Task to complete: Locate all lines with the word "icon" and copy them out.

[Items from a data source]
- - - -
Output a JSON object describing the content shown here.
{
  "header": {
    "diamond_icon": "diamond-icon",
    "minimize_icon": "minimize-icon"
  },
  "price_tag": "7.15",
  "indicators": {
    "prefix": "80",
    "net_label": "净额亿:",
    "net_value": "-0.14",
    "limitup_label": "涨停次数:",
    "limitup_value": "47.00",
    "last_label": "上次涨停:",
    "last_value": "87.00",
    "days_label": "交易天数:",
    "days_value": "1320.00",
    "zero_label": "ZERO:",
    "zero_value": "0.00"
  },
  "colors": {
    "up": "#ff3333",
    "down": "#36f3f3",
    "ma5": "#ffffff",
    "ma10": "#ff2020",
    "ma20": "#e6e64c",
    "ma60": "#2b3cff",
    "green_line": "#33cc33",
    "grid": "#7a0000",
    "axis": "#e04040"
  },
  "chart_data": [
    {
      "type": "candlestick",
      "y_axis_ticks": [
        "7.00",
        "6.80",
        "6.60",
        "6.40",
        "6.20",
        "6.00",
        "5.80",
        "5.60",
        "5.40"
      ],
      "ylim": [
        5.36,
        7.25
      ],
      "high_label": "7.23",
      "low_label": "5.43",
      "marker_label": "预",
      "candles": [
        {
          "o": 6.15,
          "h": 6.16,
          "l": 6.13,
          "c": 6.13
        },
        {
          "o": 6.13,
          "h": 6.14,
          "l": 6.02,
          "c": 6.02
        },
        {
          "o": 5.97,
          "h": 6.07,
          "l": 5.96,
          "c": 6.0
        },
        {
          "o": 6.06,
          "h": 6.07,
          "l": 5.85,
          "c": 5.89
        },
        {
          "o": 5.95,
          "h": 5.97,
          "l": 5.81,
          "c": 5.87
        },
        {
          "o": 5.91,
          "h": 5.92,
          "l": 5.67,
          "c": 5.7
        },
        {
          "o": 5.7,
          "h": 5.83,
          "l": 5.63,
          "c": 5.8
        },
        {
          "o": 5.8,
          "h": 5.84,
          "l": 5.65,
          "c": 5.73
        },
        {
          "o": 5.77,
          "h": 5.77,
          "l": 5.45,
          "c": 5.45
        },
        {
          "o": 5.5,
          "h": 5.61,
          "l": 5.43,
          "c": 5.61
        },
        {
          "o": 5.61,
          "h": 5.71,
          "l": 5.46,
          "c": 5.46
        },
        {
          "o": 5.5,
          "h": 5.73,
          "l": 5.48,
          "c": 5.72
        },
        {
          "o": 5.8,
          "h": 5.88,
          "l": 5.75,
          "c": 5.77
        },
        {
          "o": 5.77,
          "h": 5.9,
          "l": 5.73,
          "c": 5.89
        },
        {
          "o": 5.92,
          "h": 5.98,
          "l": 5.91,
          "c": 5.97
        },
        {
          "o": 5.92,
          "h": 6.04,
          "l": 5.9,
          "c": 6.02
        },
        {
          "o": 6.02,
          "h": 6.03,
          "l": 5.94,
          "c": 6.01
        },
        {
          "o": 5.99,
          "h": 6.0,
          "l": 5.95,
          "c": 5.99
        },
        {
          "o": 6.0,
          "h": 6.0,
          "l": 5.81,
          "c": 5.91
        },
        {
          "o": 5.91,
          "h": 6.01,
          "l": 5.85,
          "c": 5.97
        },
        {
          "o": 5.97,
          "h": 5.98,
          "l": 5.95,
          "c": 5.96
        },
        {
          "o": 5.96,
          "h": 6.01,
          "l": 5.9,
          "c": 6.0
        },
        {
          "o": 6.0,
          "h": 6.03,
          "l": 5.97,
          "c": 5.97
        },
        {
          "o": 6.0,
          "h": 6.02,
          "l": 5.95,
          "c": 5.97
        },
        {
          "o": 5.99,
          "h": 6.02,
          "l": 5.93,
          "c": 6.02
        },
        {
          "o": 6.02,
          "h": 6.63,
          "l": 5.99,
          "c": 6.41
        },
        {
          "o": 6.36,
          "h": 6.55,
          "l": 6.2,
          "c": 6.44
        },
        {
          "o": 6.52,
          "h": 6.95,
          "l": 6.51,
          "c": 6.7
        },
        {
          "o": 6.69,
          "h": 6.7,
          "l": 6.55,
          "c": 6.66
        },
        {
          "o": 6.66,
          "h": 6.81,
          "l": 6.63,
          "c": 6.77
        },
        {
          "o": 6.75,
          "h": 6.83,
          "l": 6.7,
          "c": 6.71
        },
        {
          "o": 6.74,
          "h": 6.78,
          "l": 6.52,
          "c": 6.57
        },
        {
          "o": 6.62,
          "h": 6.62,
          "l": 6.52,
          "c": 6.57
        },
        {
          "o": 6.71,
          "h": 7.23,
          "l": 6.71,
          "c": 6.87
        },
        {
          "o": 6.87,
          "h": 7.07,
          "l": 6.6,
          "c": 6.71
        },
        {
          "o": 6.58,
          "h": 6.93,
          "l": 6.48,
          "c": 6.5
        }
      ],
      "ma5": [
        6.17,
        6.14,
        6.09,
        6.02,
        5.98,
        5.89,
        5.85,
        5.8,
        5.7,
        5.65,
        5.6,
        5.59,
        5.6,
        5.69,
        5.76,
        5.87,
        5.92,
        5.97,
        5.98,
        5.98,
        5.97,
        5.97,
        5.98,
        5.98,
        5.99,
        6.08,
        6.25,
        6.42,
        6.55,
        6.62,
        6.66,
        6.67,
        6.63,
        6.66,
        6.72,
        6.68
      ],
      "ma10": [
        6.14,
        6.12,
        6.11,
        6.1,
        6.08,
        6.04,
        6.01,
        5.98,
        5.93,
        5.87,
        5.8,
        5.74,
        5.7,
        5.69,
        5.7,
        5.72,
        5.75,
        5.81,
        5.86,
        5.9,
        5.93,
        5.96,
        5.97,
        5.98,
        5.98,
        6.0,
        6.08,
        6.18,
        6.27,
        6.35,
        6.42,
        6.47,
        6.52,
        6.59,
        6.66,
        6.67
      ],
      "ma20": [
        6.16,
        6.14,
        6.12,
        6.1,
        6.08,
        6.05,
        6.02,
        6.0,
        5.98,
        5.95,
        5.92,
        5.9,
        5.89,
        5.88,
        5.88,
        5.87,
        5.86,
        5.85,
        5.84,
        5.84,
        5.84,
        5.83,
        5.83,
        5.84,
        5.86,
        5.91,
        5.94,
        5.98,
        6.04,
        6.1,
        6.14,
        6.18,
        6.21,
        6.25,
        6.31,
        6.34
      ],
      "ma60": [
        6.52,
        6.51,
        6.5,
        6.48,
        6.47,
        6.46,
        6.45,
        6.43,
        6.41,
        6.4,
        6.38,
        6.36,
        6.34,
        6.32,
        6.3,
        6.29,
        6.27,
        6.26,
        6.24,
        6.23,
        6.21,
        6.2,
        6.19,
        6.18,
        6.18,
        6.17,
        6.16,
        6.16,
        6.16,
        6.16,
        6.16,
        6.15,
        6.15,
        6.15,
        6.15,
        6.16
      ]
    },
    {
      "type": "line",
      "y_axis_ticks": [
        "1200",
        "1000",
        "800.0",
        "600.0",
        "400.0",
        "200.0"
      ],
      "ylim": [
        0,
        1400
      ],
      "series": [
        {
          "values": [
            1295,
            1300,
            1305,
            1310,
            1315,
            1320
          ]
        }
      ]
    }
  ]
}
- - - -
Output of the task:
    "diamond_icon": "diamond-icon",
    "minimize_icon": "minimize-icon"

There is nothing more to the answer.